▶ **CHALLENGE**
Extract and list every line that contains the word "name".

--- Begin PROVIDED MATERIAL ---

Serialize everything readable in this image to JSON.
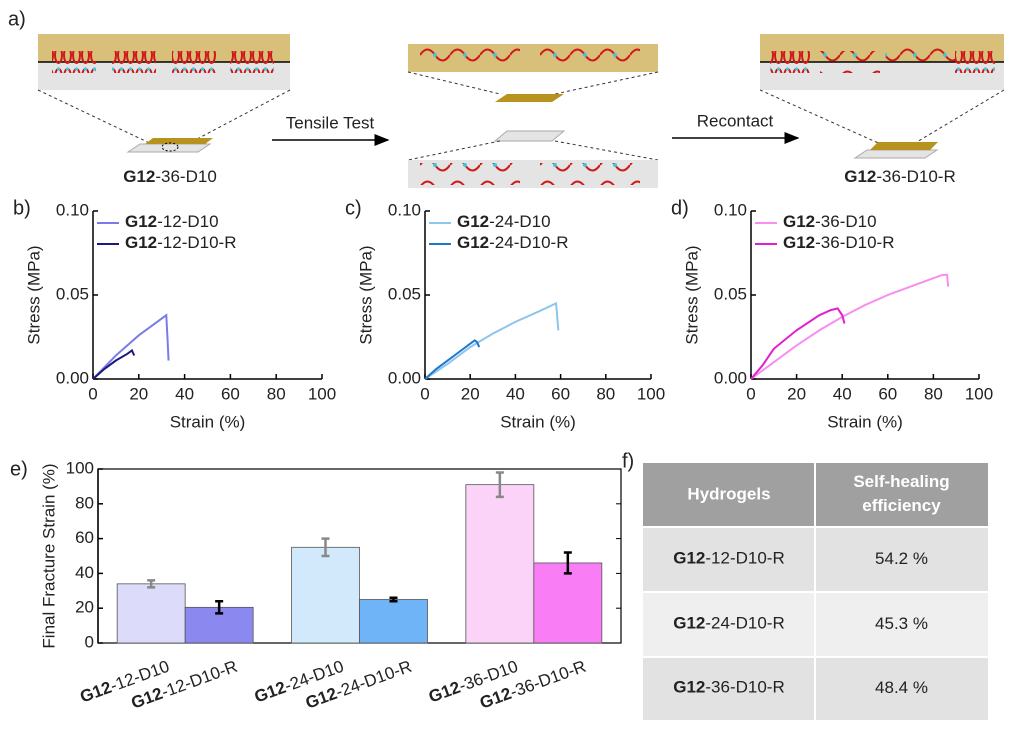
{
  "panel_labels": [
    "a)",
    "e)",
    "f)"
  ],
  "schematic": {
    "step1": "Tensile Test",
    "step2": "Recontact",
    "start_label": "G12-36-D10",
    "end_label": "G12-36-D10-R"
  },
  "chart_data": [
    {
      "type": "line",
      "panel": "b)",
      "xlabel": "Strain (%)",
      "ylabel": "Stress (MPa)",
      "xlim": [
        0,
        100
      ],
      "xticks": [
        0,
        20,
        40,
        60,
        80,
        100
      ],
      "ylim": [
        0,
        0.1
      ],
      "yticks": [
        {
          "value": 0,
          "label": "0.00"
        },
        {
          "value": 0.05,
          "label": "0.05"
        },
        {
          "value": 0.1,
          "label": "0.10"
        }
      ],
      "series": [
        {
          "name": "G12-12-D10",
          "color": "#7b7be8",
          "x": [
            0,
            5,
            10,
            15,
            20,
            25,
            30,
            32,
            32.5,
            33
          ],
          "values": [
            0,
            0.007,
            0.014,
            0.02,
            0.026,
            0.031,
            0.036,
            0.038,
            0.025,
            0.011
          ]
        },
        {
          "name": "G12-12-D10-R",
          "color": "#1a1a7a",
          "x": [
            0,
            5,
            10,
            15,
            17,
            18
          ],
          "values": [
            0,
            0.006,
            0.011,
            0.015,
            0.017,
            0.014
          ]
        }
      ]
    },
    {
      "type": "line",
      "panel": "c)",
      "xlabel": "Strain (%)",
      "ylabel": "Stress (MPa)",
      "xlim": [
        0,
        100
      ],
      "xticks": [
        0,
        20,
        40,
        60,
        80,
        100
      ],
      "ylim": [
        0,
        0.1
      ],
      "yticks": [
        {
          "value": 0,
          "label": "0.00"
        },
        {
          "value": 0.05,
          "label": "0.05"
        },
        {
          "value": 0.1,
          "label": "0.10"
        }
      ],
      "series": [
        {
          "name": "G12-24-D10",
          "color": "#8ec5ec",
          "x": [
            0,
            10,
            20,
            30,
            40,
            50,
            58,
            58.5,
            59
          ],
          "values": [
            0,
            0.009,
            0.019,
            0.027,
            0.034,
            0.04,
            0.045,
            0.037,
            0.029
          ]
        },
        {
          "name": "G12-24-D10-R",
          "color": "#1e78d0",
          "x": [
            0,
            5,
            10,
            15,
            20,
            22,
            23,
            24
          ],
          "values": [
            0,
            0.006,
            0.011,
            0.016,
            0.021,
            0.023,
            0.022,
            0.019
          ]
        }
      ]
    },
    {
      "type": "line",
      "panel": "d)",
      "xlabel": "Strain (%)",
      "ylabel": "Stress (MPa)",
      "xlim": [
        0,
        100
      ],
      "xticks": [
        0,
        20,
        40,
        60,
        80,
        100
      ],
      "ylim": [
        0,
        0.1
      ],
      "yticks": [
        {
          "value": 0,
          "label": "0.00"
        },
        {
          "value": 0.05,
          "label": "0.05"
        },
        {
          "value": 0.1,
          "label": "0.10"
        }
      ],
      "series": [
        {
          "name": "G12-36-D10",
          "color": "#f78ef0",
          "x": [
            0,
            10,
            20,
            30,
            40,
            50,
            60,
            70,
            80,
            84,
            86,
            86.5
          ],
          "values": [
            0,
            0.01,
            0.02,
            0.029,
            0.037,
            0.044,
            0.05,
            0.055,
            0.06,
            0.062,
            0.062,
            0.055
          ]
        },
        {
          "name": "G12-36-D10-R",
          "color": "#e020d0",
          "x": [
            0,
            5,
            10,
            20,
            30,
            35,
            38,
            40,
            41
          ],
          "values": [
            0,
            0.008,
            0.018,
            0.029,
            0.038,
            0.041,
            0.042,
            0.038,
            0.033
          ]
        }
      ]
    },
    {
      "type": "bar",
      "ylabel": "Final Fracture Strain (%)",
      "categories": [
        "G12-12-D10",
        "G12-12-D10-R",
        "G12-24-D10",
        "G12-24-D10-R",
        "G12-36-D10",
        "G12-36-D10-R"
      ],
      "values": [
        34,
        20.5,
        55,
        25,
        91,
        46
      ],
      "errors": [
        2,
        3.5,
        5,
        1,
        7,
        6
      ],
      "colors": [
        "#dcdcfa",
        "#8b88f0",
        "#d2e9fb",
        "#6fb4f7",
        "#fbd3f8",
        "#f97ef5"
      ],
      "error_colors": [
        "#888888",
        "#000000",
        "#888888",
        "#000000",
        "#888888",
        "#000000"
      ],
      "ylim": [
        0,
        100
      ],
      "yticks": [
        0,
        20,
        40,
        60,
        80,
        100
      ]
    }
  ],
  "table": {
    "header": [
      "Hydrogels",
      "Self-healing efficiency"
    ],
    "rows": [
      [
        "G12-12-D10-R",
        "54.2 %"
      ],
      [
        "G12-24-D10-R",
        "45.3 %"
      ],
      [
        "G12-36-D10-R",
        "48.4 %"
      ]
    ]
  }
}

--- End PROVIDED MATERIAL ---

▶ **WRITTEN ANSWER**
          "name": "G12-12-D10",
          "name": "G12-12-D10-R",
          "name": "G12-24-D10",
          "name": "G12-24-D10-R",
          "name": "G12-36-D10",
          "name": "G12-36-D10-R",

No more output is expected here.